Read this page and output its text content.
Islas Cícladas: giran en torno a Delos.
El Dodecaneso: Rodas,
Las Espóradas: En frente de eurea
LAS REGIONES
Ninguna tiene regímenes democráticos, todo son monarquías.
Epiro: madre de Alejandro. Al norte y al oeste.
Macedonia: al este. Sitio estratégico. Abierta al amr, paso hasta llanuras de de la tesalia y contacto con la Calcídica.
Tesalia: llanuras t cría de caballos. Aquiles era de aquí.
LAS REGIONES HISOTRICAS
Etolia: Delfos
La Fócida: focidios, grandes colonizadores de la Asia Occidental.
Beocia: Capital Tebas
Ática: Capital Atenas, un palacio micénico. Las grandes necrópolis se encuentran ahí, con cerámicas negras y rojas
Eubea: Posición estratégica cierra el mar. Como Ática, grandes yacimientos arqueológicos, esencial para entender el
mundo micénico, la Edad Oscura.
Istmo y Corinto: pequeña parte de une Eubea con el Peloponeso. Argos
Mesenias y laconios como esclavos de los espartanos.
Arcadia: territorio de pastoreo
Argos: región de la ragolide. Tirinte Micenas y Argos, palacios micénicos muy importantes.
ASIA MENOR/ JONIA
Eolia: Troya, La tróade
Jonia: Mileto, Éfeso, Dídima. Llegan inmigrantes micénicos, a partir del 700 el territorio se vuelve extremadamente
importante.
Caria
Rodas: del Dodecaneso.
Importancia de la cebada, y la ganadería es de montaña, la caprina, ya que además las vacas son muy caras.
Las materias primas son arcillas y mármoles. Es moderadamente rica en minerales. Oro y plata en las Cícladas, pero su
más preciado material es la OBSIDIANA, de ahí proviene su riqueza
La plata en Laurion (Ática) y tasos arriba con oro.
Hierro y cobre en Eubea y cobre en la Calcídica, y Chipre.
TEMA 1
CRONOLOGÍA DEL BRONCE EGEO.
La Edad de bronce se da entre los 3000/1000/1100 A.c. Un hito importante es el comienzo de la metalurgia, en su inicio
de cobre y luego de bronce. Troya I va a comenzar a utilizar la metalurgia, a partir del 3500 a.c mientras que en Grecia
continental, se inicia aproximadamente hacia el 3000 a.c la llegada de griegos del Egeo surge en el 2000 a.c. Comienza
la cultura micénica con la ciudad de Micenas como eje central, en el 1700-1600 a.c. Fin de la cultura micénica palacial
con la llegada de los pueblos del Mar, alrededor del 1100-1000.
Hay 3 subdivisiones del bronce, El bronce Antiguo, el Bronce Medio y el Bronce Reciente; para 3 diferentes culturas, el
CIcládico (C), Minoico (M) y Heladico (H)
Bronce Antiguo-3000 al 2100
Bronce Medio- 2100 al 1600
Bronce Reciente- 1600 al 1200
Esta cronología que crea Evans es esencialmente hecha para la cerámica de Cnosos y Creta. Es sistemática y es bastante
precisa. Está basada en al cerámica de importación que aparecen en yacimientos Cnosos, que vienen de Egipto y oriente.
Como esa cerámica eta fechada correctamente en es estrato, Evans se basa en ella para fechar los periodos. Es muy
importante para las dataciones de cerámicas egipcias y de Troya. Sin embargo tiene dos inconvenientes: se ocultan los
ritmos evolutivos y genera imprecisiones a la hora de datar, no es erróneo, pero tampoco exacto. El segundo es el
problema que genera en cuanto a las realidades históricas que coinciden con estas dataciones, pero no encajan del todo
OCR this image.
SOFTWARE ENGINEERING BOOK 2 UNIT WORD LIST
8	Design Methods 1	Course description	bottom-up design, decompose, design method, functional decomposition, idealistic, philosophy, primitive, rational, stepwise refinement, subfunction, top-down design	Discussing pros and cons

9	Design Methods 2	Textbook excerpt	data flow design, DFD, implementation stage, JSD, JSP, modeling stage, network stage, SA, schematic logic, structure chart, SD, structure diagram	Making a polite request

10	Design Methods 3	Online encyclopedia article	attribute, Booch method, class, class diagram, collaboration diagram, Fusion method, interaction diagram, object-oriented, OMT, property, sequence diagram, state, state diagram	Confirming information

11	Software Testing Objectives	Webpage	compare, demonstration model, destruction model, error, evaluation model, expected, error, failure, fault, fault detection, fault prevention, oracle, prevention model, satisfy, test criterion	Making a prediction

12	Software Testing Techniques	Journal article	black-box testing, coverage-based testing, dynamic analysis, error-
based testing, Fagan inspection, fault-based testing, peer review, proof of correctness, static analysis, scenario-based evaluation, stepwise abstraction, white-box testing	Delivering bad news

Exercise:
Repeat every record exactly as written, please.

Finished task:
Read this page and output its text content.
Islas Cícladas: giran en torno a Delos.
El Dodecaneso: Rodas,
Las Espóradas: En frente de eurea
LAS REGIONES
Ninguna tiene regímenes democráticos, todo son monarquías.
Epiro: madre de Alejandro. Al norte y al oeste.
Macedonia: al este. Sitio estratégico. Abierta al amr, paso hasta llanuras de de la tesalia y contacto con la Calcídica.
Tesalia: llanuras t cría de caballos. Aquiles era de aquí.
LAS REGIONES HISOTRICAS
Etolia: Delfos
La Fócida: focidios, grandes colonizadores de la Asia Occidental.
Beocia: Capital Tebas
Ática: Capital Atenas, un palacio micénico. Las grandes necrópolis se encuentran ahí, con cerámicas negras y rojas
Eubea: Posición estratégica cierra el mar. Como Ática, grandes yacimientos arqueológicos, esencial para entender el
mundo micénico, la Edad Oscura.
Istmo y Corinto: pequeña parte de une Eubea con el Peloponeso. Argos
Mesenias y laconios como esclavos de los espartanos.
Arcadia: territorio de pastoreo
Argos: región de la ragolide. Tirinte Micenas y Argos, palacios micénicos muy importantes.
ASIA MENOR/ JONIA
Eolia: Troya, La tróade
Jonia: Mileto, Éfeso, Dídima. Llegan inmigrantes micénicos, a partir del 700 el territorio se vuelve extremadamente
importante.
Caria
Rodas: del Dodecaneso.
Importancia de la cebada, y la ganadería es de montaña, la caprina, ya que además las vacas son muy caras.
Las materias primas son arcillas y mármoles. Es moderadamente rica en minerales. Oro y plata en las Cícladas, pero su
más preciado material es la OBSIDIANA, de ahí proviene su riqueza
La plata en Laurion (Ática) y tasos arriba con oro.
Hierro y cobre en Eubea y cobre en la Calcídica, y Chipre.
TEMA 1
CRONOLOGÍA DEL BRONCE EGEO.
La Edad de bronce se da entre los 3000/1000/1100 A.c. Un hito importante es el comienzo de la metalurgia, en su inicio
de cobre y luego de bronce. Troya I va a comenzar a utilizar la metalurgia, a partir del 3500 a.c mientras que en Grecia
continental, se inicia aproximadamente hacia el 3000 a.c la llegada de griegos del Egeo surge en el 2000 a.c. Comienza
la cultura micénica con la ciudad de Micenas como eje central, en el 1700-1600 a.c. Fin de la cultura micénica palacial
con la llegada de los pueblos del Mar, alrededor del 1100-1000.
Hay 3 subdivisiones del bronce, El bronce Antiguo, el Bronce Medio y el Bronce Reciente; para 3 diferentes culturas, el
CIcládico (C), Minoico (M) y Heladico (H)
Bronce Antiguo-3000 al 2100
Bronce Medio- 2100 al 1600
Bronce Reciente- 1600 al 1200
Esta cronología que crea Evans es esencialmente hecha para la cerámica de Cnosos y Creta. Es sistemática y es bastante
precisa. Está basada en al cerámica de importación que aparecen en yacimientos Cnosos, que vienen de Egipto y oriente.
Como esa cerámica eta fechada correctamente en es estrato, Evans se basa en ella para fechar los periodos. Es muy
importante para las dataciones de cerámicas egipcias y de Troya. Sin embargo tiene dos inconvenientes: se ocultan los
ritmos evolutivos y genera imprecisiones a la hora de datar, no es erróneo, pero tampoco exacto. El segundo es el
problema que genera en cuanto a las realidades históricas que coinciden con estas dataciones, pero no encajan del todo
OCR this image.
SOFTWARE ENGINEERING BOOK 2 UNIT WORD LIST
8	Design Methods 1	Course description	bottom-up design, decompose, design method, functional decomposition, idealistic, philosophy, primitive, rational, stepwise refinement, subfunction, top-down design	Discussing pros and cons

9	Design Methods 2	Textbook excerpt	data flow design, DFD, implementation stage, JSD, JSP, modeling stage, network stage, SA, schematic logic, structure chart, SD, structure diagram	Making a polite request

10	Design Methods 3	Online encyclopedia article	attribute, Booch method, class, class diagram, collaboration diagram, Fusion method, interaction diagram, object-oriented, OMT, property, sequence diagram, state, state diagram	Confirming information

11	Software Testing Objectives	Webpage	compare, demonstration model, destruction model, error, evaluation model, expected, error, failure, fault, fault detection, fault prevention, oracle, prevention model, satisfy, test criterion	Making a prediction

12	Software Testing Techniques	Journal article	black-box testing, coverage-based testing, dynamic analysis, error-
based testing, Fagan inspection, fault-based testing, peer review, proof of correctness, static analysis, scenario-based evaluation, stepwise abstraction, white-box testing	Delivering bad news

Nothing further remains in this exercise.